*INPUT RECORDS:*
.....

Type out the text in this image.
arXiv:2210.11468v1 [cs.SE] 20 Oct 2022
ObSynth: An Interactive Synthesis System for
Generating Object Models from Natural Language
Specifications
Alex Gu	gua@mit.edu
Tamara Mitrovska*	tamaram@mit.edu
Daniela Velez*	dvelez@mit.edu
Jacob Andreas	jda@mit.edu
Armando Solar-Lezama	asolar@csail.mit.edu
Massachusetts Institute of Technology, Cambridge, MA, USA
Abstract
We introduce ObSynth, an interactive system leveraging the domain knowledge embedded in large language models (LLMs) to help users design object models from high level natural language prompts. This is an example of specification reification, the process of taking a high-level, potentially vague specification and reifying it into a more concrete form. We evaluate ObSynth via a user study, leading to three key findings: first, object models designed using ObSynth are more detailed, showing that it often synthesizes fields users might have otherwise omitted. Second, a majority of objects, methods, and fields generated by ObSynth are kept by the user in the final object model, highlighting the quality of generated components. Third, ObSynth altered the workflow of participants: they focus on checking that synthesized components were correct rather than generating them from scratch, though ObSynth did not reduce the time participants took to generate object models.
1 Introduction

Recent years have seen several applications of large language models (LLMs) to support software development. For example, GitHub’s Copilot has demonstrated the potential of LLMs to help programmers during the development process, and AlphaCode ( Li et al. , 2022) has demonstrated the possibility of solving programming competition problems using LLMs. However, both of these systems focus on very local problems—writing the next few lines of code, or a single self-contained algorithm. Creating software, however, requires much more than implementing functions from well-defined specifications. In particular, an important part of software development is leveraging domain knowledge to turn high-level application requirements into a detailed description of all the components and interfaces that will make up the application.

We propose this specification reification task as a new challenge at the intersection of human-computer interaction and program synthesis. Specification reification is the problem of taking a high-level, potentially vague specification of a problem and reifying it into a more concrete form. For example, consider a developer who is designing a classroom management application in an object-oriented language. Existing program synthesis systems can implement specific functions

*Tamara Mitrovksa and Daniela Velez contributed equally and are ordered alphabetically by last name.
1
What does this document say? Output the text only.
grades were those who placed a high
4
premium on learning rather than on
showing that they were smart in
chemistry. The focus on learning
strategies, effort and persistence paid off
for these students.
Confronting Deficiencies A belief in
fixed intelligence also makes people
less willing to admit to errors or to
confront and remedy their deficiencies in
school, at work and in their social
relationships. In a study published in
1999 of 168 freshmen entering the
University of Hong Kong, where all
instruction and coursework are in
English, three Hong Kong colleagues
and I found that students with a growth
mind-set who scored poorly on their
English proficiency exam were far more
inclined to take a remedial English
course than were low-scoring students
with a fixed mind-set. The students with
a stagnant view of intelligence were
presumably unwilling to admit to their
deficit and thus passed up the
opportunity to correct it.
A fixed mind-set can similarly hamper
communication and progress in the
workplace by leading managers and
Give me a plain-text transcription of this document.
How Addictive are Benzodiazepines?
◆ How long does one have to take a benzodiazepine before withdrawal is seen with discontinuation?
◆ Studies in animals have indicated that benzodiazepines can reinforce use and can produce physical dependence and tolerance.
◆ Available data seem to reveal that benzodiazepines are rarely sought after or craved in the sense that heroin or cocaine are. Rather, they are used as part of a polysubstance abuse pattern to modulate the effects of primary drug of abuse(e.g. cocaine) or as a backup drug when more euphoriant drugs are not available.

.....

*TASK DETAILS:* Where a line of the material above holds the string "admit", copy that line.

*ANSWER FOR THE TASK:*
less willing to admit to errors or to
presumably unwilling to admit to their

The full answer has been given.